[Figure record extracts]

══════════

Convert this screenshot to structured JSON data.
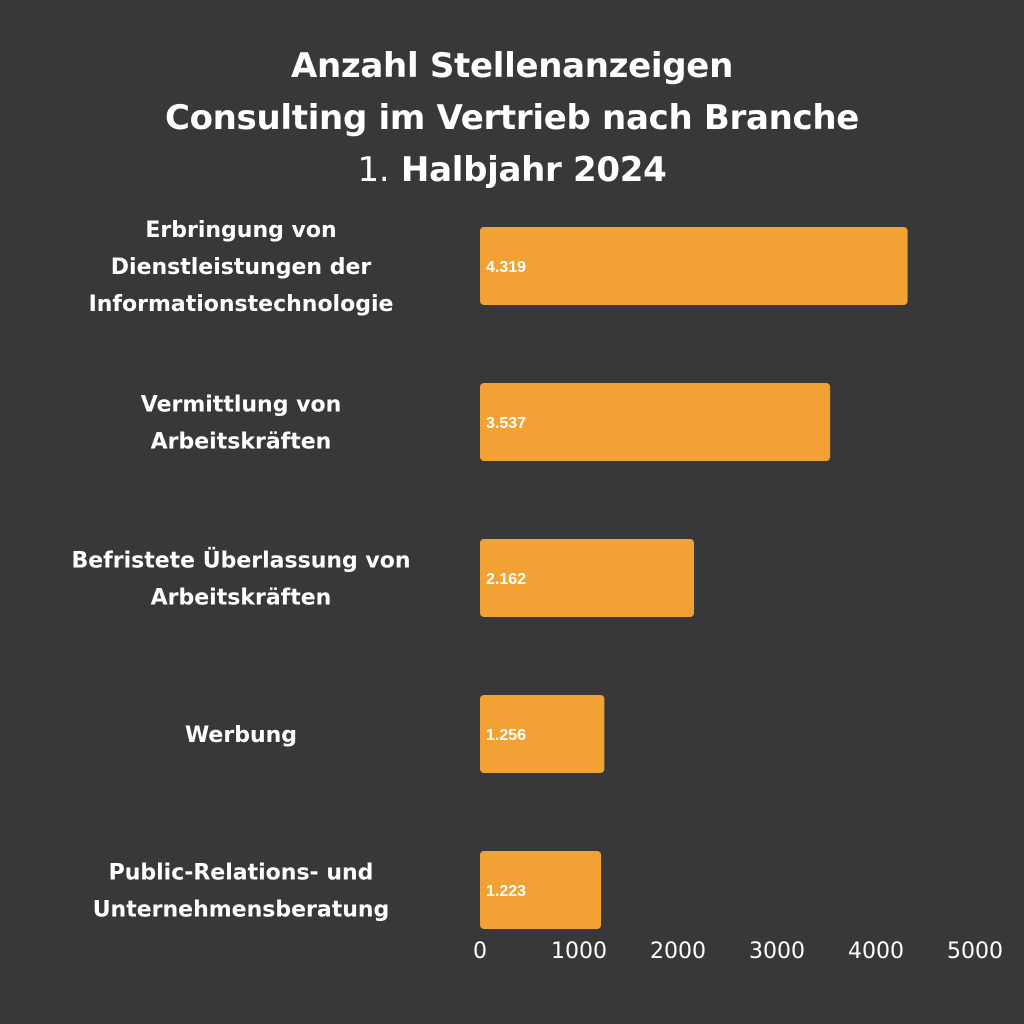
{
  "title": {
    "line1": "Anzahl Stellenanzeigen",
    "line2": "Consulting im Vertrieb nach Branche",
    "line3_prefix": "1.",
    "line3_main": "Halbjahr 2024"
  },
  "colors": {
    "background": "#38383a",
    "bar": "#f2a134",
    "text": "#ffffff"
  },
  "chart_data": {
    "type": "bar",
    "orientation": "horizontal",
    "title": "Anzahl Stellenanzeigen Consulting im Vertrieb nach Branche 1. Halbjahr 2024",
    "categories": [
      [
        "Erbringung von",
        "Dienstleistungen der",
        "Informationstechnologie"
      ],
      [
        "Vermittlung von",
        "Arbeitskräften"
      ],
      [
        "Befristete Überlassung von",
        "Arbeitskräften"
      ],
      [
        "Werbung"
      ],
      [
        "Public-Relations- und",
        "Unternehmensberatung"
      ]
    ],
    "values": [
      4319,
      3537,
      2162,
      1256,
      1223
    ],
    "value_labels": [
      "4.319",
      "3.537",
      "2.162",
      "1.256",
      "1.223"
    ],
    "xlim": [
      0,
      5000
    ],
    "xticks": [
      "0",
      "1000",
      "2000",
      "3000",
      "4000",
      "5000"
    ],
    "grid": false,
    "legend": "none"
  }
}
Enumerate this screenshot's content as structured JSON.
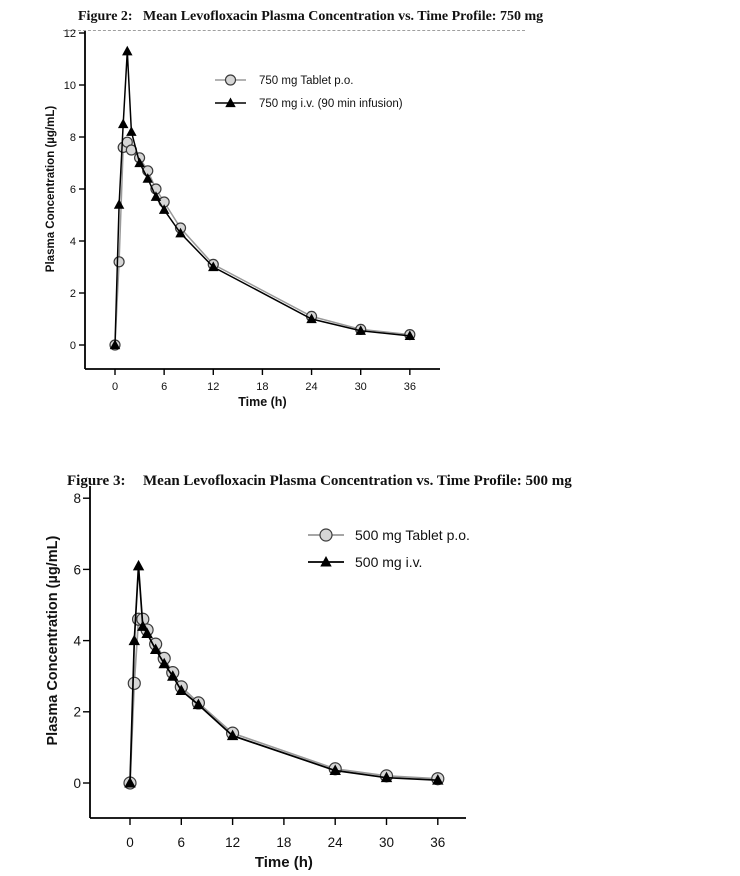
{
  "figure2": {
    "label": "Figure 2:",
    "title": "Mean Levofloxacin Plasma Concentration vs. Time Profile: 750 mg"
  },
  "figure3": {
    "label": "Figure 3:",
    "title": "Mean Levofloxacin Plasma Concentration vs. Time Profile: 500 mg"
  },
  "chart_data": [
    {
      "id": "figure-2-750mg",
      "type": "line",
      "title": "Mean Levofloxacin Plasma Concentration vs. Time Profile: 750 mg",
      "xlabel": "Time (h)",
      "ylabel": "Plasma Concentration (µg/mL)",
      "x": [
        0,
        0.5,
        1,
        1.5,
        2,
        3,
        4,
        5,
        6,
        8,
        12,
        24,
        30,
        36
      ],
      "series": [
        {
          "name": "750 mg Tablet p.o.",
          "marker": "circle",
          "line_color": "#9a9a9a",
          "marker_fill": "#d6d6d6",
          "marker_stroke": "#3b3b3b",
          "values": [
            0,
            3.2,
            7.6,
            7.8,
            7.5,
            7.2,
            6.7,
            6.0,
            5.5,
            4.5,
            3.1,
            1.1,
            0.6,
            0.4
          ]
        },
        {
          "name": "750 mg i.v. (90 min infusion)",
          "marker": "triangle",
          "line_color": "#000000",
          "marker_fill": "#000000",
          "marker_stroke": "#000000",
          "values": [
            0,
            5.4,
            8.5,
            11.3,
            8.2,
            7.0,
            6.4,
            5.7,
            5.2,
            4.3,
            3.0,
            1.0,
            0.55,
            0.35
          ]
        }
      ],
      "xticks": [
        0,
        6,
        12,
        18,
        24,
        30,
        36
      ],
      "yticks": [
        0,
        2,
        4,
        6,
        8,
        10,
        12
      ],
      "xlim": [
        -3.5,
        40
      ],
      "ylim": [
        0,
        12
      ],
      "grid": false,
      "legend_position": "upper-center-inside"
    },
    {
      "id": "figure-3-500mg",
      "type": "line",
      "title": "Mean Levofloxacin Plasma Concentration vs. Time Profile: 500 mg",
      "xlabel": "Time (h)",
      "ylabel": "Plasma Concentration (µg/mL)",
      "x": [
        0,
        0.5,
        1,
        1.5,
        2,
        3,
        4,
        5,
        6,
        8,
        12,
        24,
        30,
        36
      ],
      "series": [
        {
          "name": "500 mg Tablet p.o.",
          "marker": "circle",
          "line_color": "#9a9a9a",
          "marker_fill": "#d6d6d6",
          "marker_stroke": "#3b3b3b",
          "values": [
            0,
            2.8,
            4.6,
            4.6,
            4.3,
            3.9,
            3.5,
            3.1,
            2.7,
            2.25,
            1.4,
            0.4,
            0.2,
            0.12
          ]
        },
        {
          "name": "500 mg i.v.",
          "marker": "triangle",
          "line_color": "#000000",
          "marker_fill": "#000000",
          "marker_stroke": "#000000",
          "values": [
            0,
            4.0,
            6.1,
            4.4,
            4.2,
            3.75,
            3.35,
            3.0,
            2.6,
            2.2,
            1.33,
            0.35,
            0.15,
            0.08
          ]
        }
      ],
      "xticks": [
        0,
        6,
        12,
        18,
        24,
        30,
        36
      ],
      "yticks": [
        0,
        2,
        4,
        6,
        8
      ],
      "xlim": [
        -4.5,
        40
      ],
      "ylim": [
        0,
        8
      ],
      "grid": false,
      "legend_position": "upper-right-inside"
    }
  ]
}
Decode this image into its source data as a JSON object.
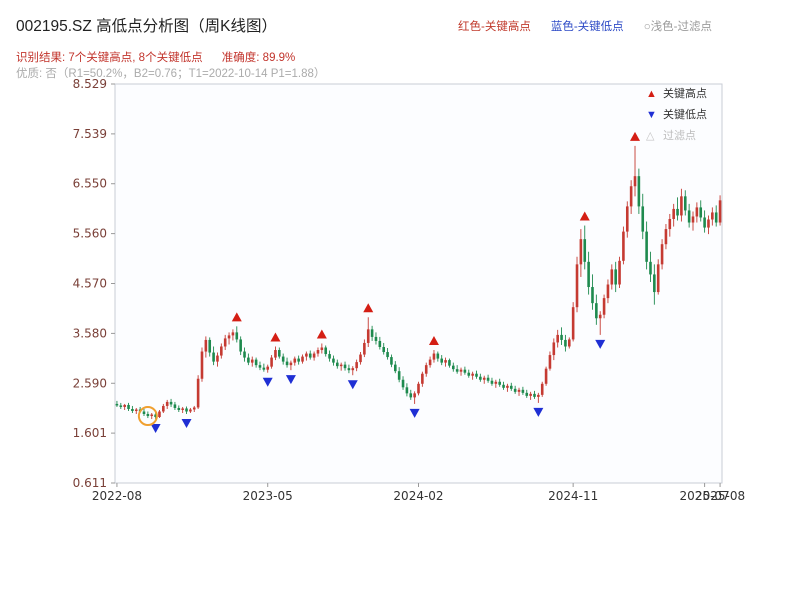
{
  "header": {
    "title": "002195.SZ 高低点分析图（周K线图）",
    "legend_inline": {
      "high": "红色-关键高点",
      "low": "蓝色-关键低点",
      "filter": "○浅色-过滤点"
    },
    "result_part1": "识别结果: 7个关键高点, 8个关键低点",
    "result_part2": "准确度: 89.9%",
    "quality_line": "优质: 否（R1=50.2%，B2=0.76；T1=2022-10-14 P1=1.88）"
  },
  "legend_box": {
    "high": "关键高点",
    "low": "关键低点",
    "filter": "过滤点"
  },
  "chart_data": {
    "type": "candlestick",
    "symbol": "002195.SZ",
    "title": "002195.SZ 高低点分析图（周K线图）",
    "period": "weekly",
    "recognition": {
      "key_high_count": 7,
      "key_low_count": 8,
      "accuracy_pct": 89.9
    },
    "quality": {
      "premium": "否",
      "R1": "50.2%",
      "B2": "0.76",
      "T1": "2022-10-14",
      "P1": "1.88"
    },
    "ylim": [
      0.611,
      8.529
    ],
    "y_ticks": [
      "8.529",
      "7.539",
      "6.550",
      "5.560",
      "4.570",
      "3.580",
      "2.590",
      "1.601",
      "0.611"
    ],
    "x_ticks": [
      {
        "label": "2022-08",
        "week": 0
      },
      {
        "label": "2023-05",
        "week": 39
      },
      {
        "label": "2024-02",
        "week": 78
      },
      {
        "label": "2024-11",
        "week": 118
      },
      {
        "label": "2025-07",
        "week": 152
      },
      {
        "label": "2025-08",
        "week": 156
      }
    ],
    "colors": {
      "up": "#c53a32",
      "down": "#1e8a4e",
      "key_high": "#d41e14",
      "key_low": "#1f2fd4",
      "filter_circle": "#f0a030"
    },
    "candles_ohlc": [
      [
        2.18,
        2.24,
        2.12,
        2.15
      ],
      [
        2.15,
        2.2,
        2.08,
        2.12
      ],
      [
        2.12,
        2.18,
        2.06,
        2.16
      ],
      [
        2.16,
        2.2,
        2.04,
        2.08
      ],
      [
        2.08,
        2.14,
        2.0,
        2.04
      ],
      [
        2.04,
        2.1,
        1.98,
        2.07
      ],
      [
        2.07,
        2.12,
        2.0,
        2.03
      ],
      [
        2.03,
        2.08,
        1.94,
        1.98
      ],
      [
        1.98,
        2.03,
        1.9,
        1.94
      ],
      [
        1.94,
        2.0,
        1.88,
        1.97
      ],
      [
        1.97,
        2.01,
        1.88,
        1.92
      ],
      [
        1.92,
        2.06,
        1.9,
        2.03
      ],
      [
        2.03,
        2.18,
        2.0,
        2.14
      ],
      [
        2.14,
        2.26,
        2.08,
        2.22
      ],
      [
        2.22,
        2.28,
        2.12,
        2.17
      ],
      [
        2.17,
        2.22,
        2.06,
        2.1
      ],
      [
        2.1,
        2.15,
        2.02,
        2.06
      ],
      [
        2.06,
        2.12,
        2.0,
        2.09
      ],
      [
        2.09,
        2.13,
        1.98,
        2.03
      ],
      [
        2.03,
        2.1,
        2.0,
        2.07
      ],
      [
        2.07,
        2.14,
        2.02,
        2.11
      ],
      [
        2.11,
        2.75,
        2.08,
        2.68
      ],
      [
        2.68,
        3.3,
        2.62,
        3.22
      ],
      [
        3.22,
        3.52,
        3.1,
        3.45
      ],
      [
        3.45,
        3.5,
        3.12,
        3.2
      ],
      [
        3.2,
        3.32,
        2.95,
        3.02
      ],
      [
        3.02,
        3.2,
        2.92,
        3.14
      ],
      [
        3.14,
        3.38,
        3.08,
        3.32
      ],
      [
        3.32,
        3.55,
        3.25,
        3.48
      ],
      [
        3.48,
        3.6,
        3.36,
        3.54
      ],
      [
        3.54,
        3.66,
        3.44,
        3.6
      ],
      [
        3.6,
        3.72,
        3.4,
        3.46
      ],
      [
        3.46,
        3.52,
        3.15,
        3.22
      ],
      [
        3.22,
        3.3,
        3.02,
        3.1
      ],
      [
        3.1,
        3.18,
        2.95,
        3.0
      ],
      [
        3.0,
        3.12,
        2.92,
        3.06
      ],
      [
        3.06,
        3.1,
        2.9,
        2.95
      ],
      [
        2.95,
        3.02,
        2.85,
        2.9
      ],
      [
        2.9,
        2.98,
        2.82,
        2.86
      ],
      [
        2.86,
        2.96,
        2.8,
        2.92
      ],
      [
        2.92,
        3.15,
        2.88,
        3.1
      ],
      [
        3.1,
        3.32,
        3.05,
        3.25
      ],
      [
        3.25,
        3.3,
        3.08,
        3.12
      ],
      [
        3.12,
        3.18,
        2.96,
        3.02
      ],
      [
        3.02,
        3.1,
        2.9,
        2.95
      ],
      [
        2.95,
        3.04,
        2.85,
        3.0
      ],
      [
        3.0,
        3.12,
        2.94,
        3.08
      ],
      [
        3.08,
        3.14,
        2.96,
        3.02
      ],
      [
        3.02,
        3.16,
        2.98,
        3.12
      ],
      [
        3.12,
        3.22,
        3.04,
        3.18
      ],
      [
        3.18,
        3.24,
        3.06,
        3.1
      ],
      [
        3.1,
        3.22,
        3.04,
        3.18
      ],
      [
        3.18,
        3.3,
        3.12,
        3.25
      ],
      [
        3.25,
        3.38,
        3.18,
        3.3
      ],
      [
        3.3,
        3.34,
        3.12,
        3.17
      ],
      [
        3.17,
        3.24,
        3.02,
        3.08
      ],
      [
        3.08,
        3.14,
        2.94,
        3.0
      ],
      [
        3.0,
        3.06,
        2.88,
        2.93
      ],
      [
        2.93,
        3.0,
        2.84,
        2.96
      ],
      [
        2.96,
        3.02,
        2.84,
        2.89
      ],
      [
        2.89,
        2.96,
        2.79,
        2.85
      ],
      [
        2.85,
        2.93,
        2.75,
        2.89
      ],
      [
        2.89,
        3.06,
        2.83,
        3.01
      ],
      [
        3.01,
        3.21,
        2.96,
        3.16
      ],
      [
        3.16,
        3.46,
        3.11,
        3.39
      ],
      [
        3.39,
        3.9,
        3.31,
        3.66
      ],
      [
        3.66,
        3.73,
        3.43,
        3.51
      ],
      [
        3.51,
        3.6,
        3.36,
        3.43
      ],
      [
        3.43,
        3.51,
        3.26,
        3.31
      ],
      [
        3.31,
        3.39,
        3.16,
        3.21
      ],
      [
        3.21,
        3.29,
        3.06,
        3.11
      ],
      [
        3.11,
        3.16,
        2.91,
        2.96
      ],
      [
        2.96,
        3.03,
        2.79,
        2.83
      ],
      [
        2.83,
        2.91,
        2.61,
        2.66
      ],
      [
        2.66,
        2.73,
        2.46,
        2.51
      ],
      [
        2.51,
        2.59,
        2.33,
        2.39
      ],
      [
        2.39,
        2.46,
        2.26,
        2.31
      ],
      [
        2.31,
        2.43,
        2.18,
        2.39
      ],
      [
        2.39,
        2.62,
        2.35,
        2.58
      ],
      [
        2.58,
        2.82,
        2.52,
        2.78
      ],
      [
        2.78,
        3.0,
        2.72,
        2.95
      ],
      [
        2.95,
        3.12,
        2.9,
        3.06
      ],
      [
        3.06,
        3.25,
        3.0,
        3.18
      ],
      [
        3.18,
        3.22,
        3.02,
        3.08
      ],
      [
        3.08,
        3.15,
        2.95,
        3.0
      ],
      [
        3.0,
        3.1,
        2.92,
        3.05
      ],
      [
        3.05,
        3.08,
        2.9,
        2.94
      ],
      [
        2.94,
        3.0,
        2.82,
        2.87
      ],
      [
        2.87,
        2.95,
        2.78,
        2.82
      ],
      [
        2.82,
        2.9,
        2.74,
        2.86
      ],
      [
        2.86,
        2.92,
        2.76,
        2.8
      ],
      [
        2.8,
        2.86,
        2.7,
        2.74
      ],
      [
        2.74,
        2.82,
        2.66,
        2.78
      ],
      [
        2.78,
        2.84,
        2.68,
        2.72
      ],
      [
        2.72,
        2.78,
        2.62,
        2.66
      ],
      [
        2.66,
        2.74,
        2.58,
        2.7
      ],
      [
        2.7,
        2.76,
        2.6,
        2.64
      ],
      [
        2.64,
        2.7,
        2.54,
        2.58
      ],
      [
        2.58,
        2.66,
        2.5,
        2.62
      ],
      [
        2.62,
        2.68,
        2.52,
        2.56
      ],
      [
        2.56,
        2.62,
        2.46,
        2.5
      ],
      [
        2.5,
        2.58,
        2.42,
        2.54
      ],
      [
        2.54,
        2.6,
        2.44,
        2.48
      ],
      [
        2.48,
        2.54,
        2.38,
        2.42
      ],
      [
        2.42,
        2.5,
        2.34,
        2.46
      ],
      [
        2.46,
        2.52,
        2.36,
        2.4
      ],
      [
        2.4,
        2.46,
        2.3,
        2.34
      ],
      [
        2.34,
        2.42,
        2.26,
        2.38
      ],
      [
        2.38,
        2.44,
        2.28,
        2.32
      ],
      [
        2.32,
        2.4,
        2.2,
        2.36
      ],
      [
        2.36,
        2.62,
        2.32,
        2.58
      ],
      [
        2.58,
        2.92,
        2.54,
        2.88
      ],
      [
        2.88,
        3.22,
        2.84,
        3.15
      ],
      [
        3.15,
        3.48,
        3.05,
        3.4
      ],
      [
        3.4,
        3.65,
        3.3,
        3.55
      ],
      [
        3.55,
        3.7,
        3.35,
        3.45
      ],
      [
        3.45,
        3.55,
        3.22,
        3.32
      ],
      [
        3.32,
        3.5,
        3.28,
        3.46
      ],
      [
        3.46,
        4.2,
        3.42,
        4.1
      ],
      [
        4.1,
        5.1,
        4.0,
        4.95
      ],
      [
        4.95,
        5.65,
        4.7,
        5.45
      ],
      [
        5.45,
        5.72,
        4.85,
        5.0
      ],
      [
        5.0,
        5.2,
        4.35,
        4.5
      ],
      [
        4.5,
        4.75,
        4.05,
        4.18
      ],
      [
        4.18,
        4.35,
        3.75,
        3.88
      ],
      [
        3.88,
        4.02,
        3.55,
        3.95
      ],
      [
        3.95,
        4.35,
        3.88,
        4.28
      ],
      [
        4.28,
        4.65,
        4.18,
        4.55
      ],
      [
        4.55,
        4.95,
        4.45,
        4.85
      ],
      [
        4.85,
        5.0,
        4.4,
        4.55
      ],
      [
        4.55,
        5.1,
        4.48,
        5.02
      ],
      [
        5.02,
        5.7,
        4.95,
        5.6
      ],
      [
        5.6,
        6.2,
        5.48,
        6.1
      ],
      [
        6.1,
        6.62,
        5.95,
        6.5
      ],
      [
        6.5,
        7.3,
        6.3,
        6.7
      ],
      [
        6.7,
        6.85,
        5.95,
        6.1
      ],
      [
        6.1,
        6.35,
        5.45,
        5.6
      ],
      [
        5.6,
        5.8,
        4.85,
        5.0
      ],
      [
        5.0,
        5.2,
        4.6,
        4.75
      ],
      [
        4.75,
        4.95,
        4.15,
        4.4
      ],
      [
        4.4,
        5.05,
        4.35,
        4.95
      ],
      [
        4.95,
        5.45,
        4.85,
        5.35
      ],
      [
        5.35,
        5.75,
        5.25,
        5.65
      ],
      [
        5.65,
        5.95,
        5.5,
        5.85
      ],
      [
        5.85,
        6.15,
        5.7,
        6.05
      ],
      [
        6.05,
        6.28,
        5.82,
        5.92
      ],
      [
        5.92,
        6.45,
        5.8,
        6.3
      ],
      [
        6.3,
        6.42,
        5.92,
        6.02
      ],
      [
        6.02,
        6.15,
        5.68,
        5.78
      ],
      [
        5.78,
        6.0,
        5.62,
        5.9
      ],
      [
        5.9,
        6.18,
        5.78,
        6.08
      ],
      [
        6.08,
        6.22,
        5.8,
        5.88
      ],
      [
        5.88,
        6.02,
        5.58,
        5.68
      ],
      [
        5.68,
        5.92,
        5.55,
        5.84
      ],
      [
        5.84,
        6.08,
        5.72,
        5.98
      ],
      [
        5.98,
        6.12,
        5.7,
        5.78
      ],
      [
        5.78,
        6.32,
        5.72,
        6.22
      ]
    ],
    "key_highs": [
      {
        "week": 31,
        "price": 3.72
      },
      {
        "week": 41,
        "price": 3.32
      },
      {
        "week": 53,
        "price": 3.38
      },
      {
        "week": 65,
        "price": 3.9
      },
      {
        "week": 82,
        "price": 3.25
      },
      {
        "week": 121,
        "price": 5.72
      },
      {
        "week": 134,
        "price": 7.3
      }
    ],
    "key_lows": [
      {
        "week": 10,
        "price": 1.88
      },
      {
        "week": 18,
        "price": 1.98
      },
      {
        "week": 39,
        "price": 2.8
      },
      {
        "week": 45,
        "price": 2.85
      },
      {
        "week": 61,
        "price": 2.75
      },
      {
        "week": 77,
        "price": 2.18
      },
      {
        "week": 109,
        "price": 2.2
      },
      {
        "week": 125,
        "price": 3.55
      }
    ],
    "filter_circle": {
      "week": 8,
      "price": 1.94
    }
  }
}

══════════

◆ The task ◆
In the records above, find each line that holds the word "Tablet"; copy all such lines.

◆ Result below ◆
          "name": "750 mg Tablet p.o.",
          "name": "500 mg Tablet p.o.",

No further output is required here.